[Exercise aim] Reproduce every line of the material below without changing anything.

[Records supplied]
— Begin —
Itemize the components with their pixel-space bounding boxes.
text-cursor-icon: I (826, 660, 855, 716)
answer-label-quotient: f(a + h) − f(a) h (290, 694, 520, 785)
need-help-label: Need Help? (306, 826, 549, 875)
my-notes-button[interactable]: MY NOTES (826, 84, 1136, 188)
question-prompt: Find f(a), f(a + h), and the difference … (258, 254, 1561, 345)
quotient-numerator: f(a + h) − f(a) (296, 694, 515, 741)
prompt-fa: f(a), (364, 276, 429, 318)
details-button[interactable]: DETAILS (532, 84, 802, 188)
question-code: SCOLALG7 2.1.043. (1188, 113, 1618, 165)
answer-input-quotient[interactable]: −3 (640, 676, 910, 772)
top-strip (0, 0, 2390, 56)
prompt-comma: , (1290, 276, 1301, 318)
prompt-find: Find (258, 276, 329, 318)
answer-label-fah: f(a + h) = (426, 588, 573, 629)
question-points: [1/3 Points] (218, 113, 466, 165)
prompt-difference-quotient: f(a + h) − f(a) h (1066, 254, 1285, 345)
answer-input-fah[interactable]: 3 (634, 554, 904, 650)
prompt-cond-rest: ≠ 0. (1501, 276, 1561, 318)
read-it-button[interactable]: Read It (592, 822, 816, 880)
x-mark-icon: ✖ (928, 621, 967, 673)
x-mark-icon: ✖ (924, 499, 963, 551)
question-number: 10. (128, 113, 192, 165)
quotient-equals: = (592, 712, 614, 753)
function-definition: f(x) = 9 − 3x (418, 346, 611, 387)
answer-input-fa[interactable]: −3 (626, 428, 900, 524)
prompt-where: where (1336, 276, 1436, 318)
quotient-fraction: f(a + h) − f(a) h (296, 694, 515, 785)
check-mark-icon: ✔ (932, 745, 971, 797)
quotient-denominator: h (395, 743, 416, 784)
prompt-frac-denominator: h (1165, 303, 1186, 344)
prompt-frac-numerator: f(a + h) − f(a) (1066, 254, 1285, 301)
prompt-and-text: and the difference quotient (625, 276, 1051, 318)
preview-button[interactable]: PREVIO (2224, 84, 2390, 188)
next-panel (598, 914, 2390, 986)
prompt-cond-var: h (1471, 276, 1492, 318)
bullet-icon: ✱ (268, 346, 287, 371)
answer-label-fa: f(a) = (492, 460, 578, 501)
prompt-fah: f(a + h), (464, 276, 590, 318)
— End —
[Answer to this task]
Itemize the components with their pixel-space bounding boxes.
text-cursor-icon: I (826, 660, 855, 716)
answer-label-quotient: f(a + h) − f(a) h (290, 694, 520, 785)
need-help-label: Need Help? (306, 826, 549, 875)
my-notes-button[interactable]: MY NOTES (826, 84, 1136, 188)
question-prompt: Find f(a), f(a + h), and the difference … (258, 254, 1561, 345)
quotient-numerator: f(a + h) − f(a) (296, 694, 515, 741)
prompt-fa: f(a), (364, 276, 429, 318)
details-button[interactable]: DETAILS (532, 84, 802, 188)
question-code: SCOLALG7 2.1.043. (1188, 113, 1618, 165)
answer-input-quotient[interactable]: −3 (640, 676, 910, 772)
top-strip (0, 0, 2390, 56)
prompt-comma: , (1290, 276, 1301, 318)
prompt-find: Find (258, 276, 329, 318)
answer-label-fah: f(a + h) = (426, 588, 573, 629)
question-points: [1/3 Points] (218, 113, 466, 165)
prompt-difference-quotient: f(a + h) − f(a) h (1066, 254, 1285, 345)
answer-input-fah[interactable]: 3 (634, 554, 904, 650)
prompt-cond-rest: ≠ 0. (1501, 276, 1561, 318)
read-it-button[interactable]: Read It (592, 822, 816, 880)
x-mark-icon: ✖ (928, 621, 967, 673)
x-mark-icon: ✖ (924, 499, 963, 551)
question-number: 10. (128, 113, 192, 165)
quotient-equals: = (592, 712, 614, 753)
function-definition: f(x) = 9 − 3x (418, 346, 611, 387)
answer-input-fa[interactable]: −3 (626, 428, 900, 524)
prompt-where: where (1336, 276, 1436, 318)
quotient-fraction: f(a + h) − f(a) h (296, 694, 515, 785)
check-mark-icon: ✔ (932, 745, 971, 797)
quotient-denominator: h (395, 743, 416, 784)
prompt-frac-denominator: h (1165, 303, 1186, 344)
prompt-frac-numerator: f(a + h) − f(a) (1066, 254, 1285, 301)
prompt-and-text: and the difference quotient (625, 276, 1051, 318)
preview-button[interactable]: PREVIO (2224, 84, 2390, 188)
next-panel (598, 914, 2390, 986)
prompt-cond-var: h (1471, 276, 1492, 318)
bullet-icon: ✱ (268, 346, 287, 371)
answer-label-fa: f(a) = (492, 460, 578, 501)
prompt-fah: f(a + h), (464, 276, 590, 318)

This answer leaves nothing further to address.